* _Exercise requirements_
Every line below should be copied exactly; drop the pictures.
○ ○ ○
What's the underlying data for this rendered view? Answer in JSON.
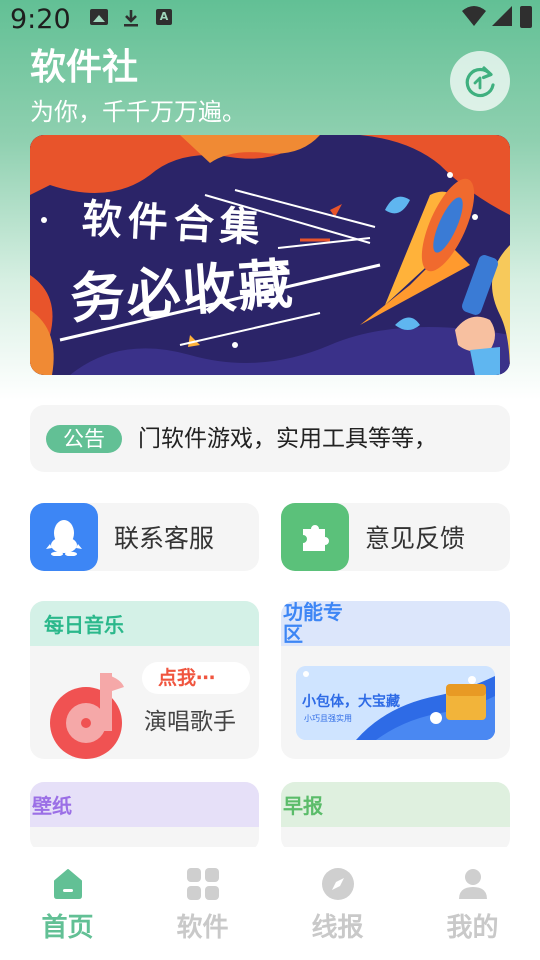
{
  "status_bar": {
    "time": "9:20",
    "a_icon_label": "A"
  },
  "header": {
    "title": "软件社",
    "subtitle": "为你，千千万万遍。"
  },
  "banner": {
    "line1": "软件合集",
    "line2": "务必收藏"
  },
  "notice": {
    "badge": "公告",
    "text": "门软件游戏，实用工具等等，"
  },
  "actions": [
    {
      "label": "联系客服",
      "icon": "qq-penguin-icon",
      "color": "#3d86f5"
    },
    {
      "label": "意见反馈",
      "icon": "puzzle-icon",
      "color": "#5bc17a"
    }
  ],
  "cards": {
    "music": {
      "title": "每日音乐",
      "bubble": "点我⋯",
      "label": "演唱歌手",
      "head_color": "#d4f1e7",
      "title_color": "#2bb88b"
    },
    "features": {
      "title": "功能专区",
      "promo_main": "小包体，大宝藏",
      "promo_sub": "小巧且强实用",
      "head_color": "#dce6fb",
      "title_color": "#3d86f5"
    },
    "wallpaper": {
      "title": "壁纸",
      "head_color": "#e6e0f8",
      "title_color": "#9b6fe6"
    },
    "news": {
      "title": "早报",
      "head_color": "#dff0df",
      "title_color": "#5bbc6a"
    }
  },
  "bottom_nav": [
    {
      "label": "首页",
      "icon": "home-icon",
      "active": true
    },
    {
      "label": "软件",
      "icon": "apps-grid-icon",
      "active": false
    },
    {
      "label": "线报",
      "icon": "compass-icon",
      "active": false
    },
    {
      "label": "我的",
      "icon": "profile-icon",
      "active": false
    }
  ],
  "colors": {
    "accent": "#62c095",
    "inactive": "#c9c9c9",
    "card_bg": "#f5f5f5"
  }
}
○ ○ ○
* _Problem solution_
What's the underlying data for this rendered view? Answer in JSON.
{
  "status_bar": {
    "time": "9:20",
    "a_icon_label": "A"
  },
  "header": {
    "title": "软件社",
    "subtitle": "为你，千千万万遍。"
  },
  "banner": {
    "line1": "软件合集",
    "line2": "务必收藏"
  },
  "notice": {
    "badge": "公告",
    "text": "门软件游戏，实用工具等等，"
  },
  "actions": [
    {
      "label": "联系客服",
      "icon": "qq-penguin-icon",
      "color": "#3d86f5"
    },
    {
      "label": "意见反馈",
      "icon": "puzzle-icon",
      "color": "#5bc17a"
    }
  ],
  "cards": {
    "music": {
      "title": "每日音乐",
      "bubble": "点我⋯",
      "label": "演唱歌手",
      "head_color": "#d4f1e7",
      "title_color": "#2bb88b"
    },
    "features": {
      "title": "功能专区",
      "promo_main": "小包体，大宝藏",
      "promo_sub": "小巧且强实用",
      "head_color": "#dce6fb",
      "title_color": "#3d86f5"
    },
    "wallpaper": {
      "title": "壁纸",
      "head_color": "#e6e0f8",
      "title_color": "#9b6fe6"
    },
    "news": {
      "title": "早报",
      "head_color": "#dff0df",
      "title_color": "#5bbc6a"
    }
  },
  "bottom_nav": [
    {
      "label": "首页",
      "icon": "home-icon",
      "active": true
    },
    {
      "label": "软件",
      "icon": "apps-grid-icon",
      "active": false
    },
    {
      "label": "线报",
      "icon": "compass-icon",
      "active": false
    },
    {
      "label": "我的",
      "icon": "profile-icon",
      "active": false
    }
  ],
  "colors": {
    "accent": "#62c095",
    "inactive": "#c9c9c9",
    "card_bg": "#f5f5f5"
  }
}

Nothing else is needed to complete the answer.